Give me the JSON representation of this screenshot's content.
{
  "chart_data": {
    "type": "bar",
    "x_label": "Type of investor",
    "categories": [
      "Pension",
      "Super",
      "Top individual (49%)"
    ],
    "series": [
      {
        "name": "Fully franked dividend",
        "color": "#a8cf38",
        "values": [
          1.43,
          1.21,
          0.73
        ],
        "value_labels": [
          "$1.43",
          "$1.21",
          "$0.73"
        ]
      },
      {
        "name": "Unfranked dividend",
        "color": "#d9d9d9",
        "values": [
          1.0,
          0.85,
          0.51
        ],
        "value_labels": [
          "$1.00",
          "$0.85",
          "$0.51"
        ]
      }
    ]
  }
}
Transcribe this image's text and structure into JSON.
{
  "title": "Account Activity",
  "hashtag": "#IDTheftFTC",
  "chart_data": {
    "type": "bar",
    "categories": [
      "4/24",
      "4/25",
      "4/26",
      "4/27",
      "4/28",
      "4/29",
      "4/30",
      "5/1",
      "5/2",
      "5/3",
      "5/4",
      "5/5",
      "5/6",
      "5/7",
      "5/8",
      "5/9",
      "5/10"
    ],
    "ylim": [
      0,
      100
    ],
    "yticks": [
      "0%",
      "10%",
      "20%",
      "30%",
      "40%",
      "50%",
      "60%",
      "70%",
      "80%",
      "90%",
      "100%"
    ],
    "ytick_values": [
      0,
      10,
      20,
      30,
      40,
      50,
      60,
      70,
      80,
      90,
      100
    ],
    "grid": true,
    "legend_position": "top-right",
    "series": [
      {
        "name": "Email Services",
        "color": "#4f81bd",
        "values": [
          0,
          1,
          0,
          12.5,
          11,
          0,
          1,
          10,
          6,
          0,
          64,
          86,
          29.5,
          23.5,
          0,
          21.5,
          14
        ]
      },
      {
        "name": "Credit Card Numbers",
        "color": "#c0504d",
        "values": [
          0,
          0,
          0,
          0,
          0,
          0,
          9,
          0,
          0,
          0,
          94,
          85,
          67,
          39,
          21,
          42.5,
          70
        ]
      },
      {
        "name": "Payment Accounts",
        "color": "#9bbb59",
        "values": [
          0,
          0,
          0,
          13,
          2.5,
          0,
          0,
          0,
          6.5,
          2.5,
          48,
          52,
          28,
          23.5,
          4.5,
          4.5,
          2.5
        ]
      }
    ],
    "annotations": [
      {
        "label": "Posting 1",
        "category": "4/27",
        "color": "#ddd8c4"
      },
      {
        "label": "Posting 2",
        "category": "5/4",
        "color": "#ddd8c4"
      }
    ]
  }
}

▬▬▬▬▬▬

> INSTRUCTIONS FOR THE TASK
Please set down all the data word for word.

> CORRECT OUTPUT
Give me the JSON representation of this screenshot's content.
{
  "chart_data": {
    "type": "bar",
    "x_label": "Type of investor",
    "categories": [
      "Pension",
      "Super",
      "Top individual (49%)"
    ],
    "series": [
      {
        "name": "Fully franked dividend",
        "color": "#a8cf38",
        "values": [
          1.43,
          1.21,
          0.73
        ],
        "value_labels": [
          "$1.43",
          "$1.21",
          "$0.73"
        ]
      },
      {
        "name": "Unfranked dividend",
        "color": "#d9d9d9",
        "values": [
          1.0,
          0.85,
          0.51
        ],
        "value_labels": [
          "$1.00",
          "$0.85",
          "$0.51"
        ]
      }
    ]
  }
}
Transcribe this image's text and structure into JSON.
{
  "title": "Account Activity",
  "hashtag": "#IDTheftFTC",
  "chart_data": {
    "type": "bar",
    "categories": [
      "4/24",
      "4/25",
      "4/26",
      "4/27",
      "4/28",
      "4/29",
      "4/30",
      "5/1",
      "5/2",
      "5/3",
      "5/4",
      "5/5",
      "5/6",
      "5/7",
      "5/8",
      "5/9",
      "5/10"
    ],
    "ylim": [
      0,
      100
    ],
    "yticks": [
      "0%",
      "10%",
      "20%",
      "30%",
      "40%",
      "50%",
      "60%",
      "70%",
      "80%",
      "90%",
      "100%"
    ],
    "ytick_values": [
      0,
      10,
      20,
      30,
      40,
      50,
      60,
      70,
      80,
      90,
      100
    ],
    "grid": true,
    "legend_position": "top-right",
    "series": [
      {
        "name": "Email Services",
        "color": "#4f81bd",
        "values": [
          0,
          1,
          0,
          12.5,
          11,
          0,
          1,
          10,
          6,
          0,
          64,
          86,
          29.5,
          23.5,
          0,
          21.5,
          14
        ]
      },
      {
        "name": "Credit Card Numbers",
        "color": "#c0504d",
        "values": [
          0,
          0,
          0,
          0,
          0,
          0,
          9,
          0,
          0,
          0,
          94,
          85,
          67,
          39,
          21,
          42.5,
          70
        ]
      },
      {
        "name": "Payment Accounts",
        "color": "#9bbb59",
        "values": [
          0,
          0,
          0,
          13,
          2.5,
          0,
          0,
          0,
          6.5,
          2.5,
          48,
          52,
          28,
          23.5,
          4.5,
          4.5,
          2.5
        ]
      }
    ],
    "annotations": [
      {
        "label": "Posting 1",
        "category": "4/27",
        "color": "#ddd8c4"
      },
      {
        "label": "Posting 2",
        "category": "5/4",
        "color": "#ddd8c4"
      }
    ]
  }
}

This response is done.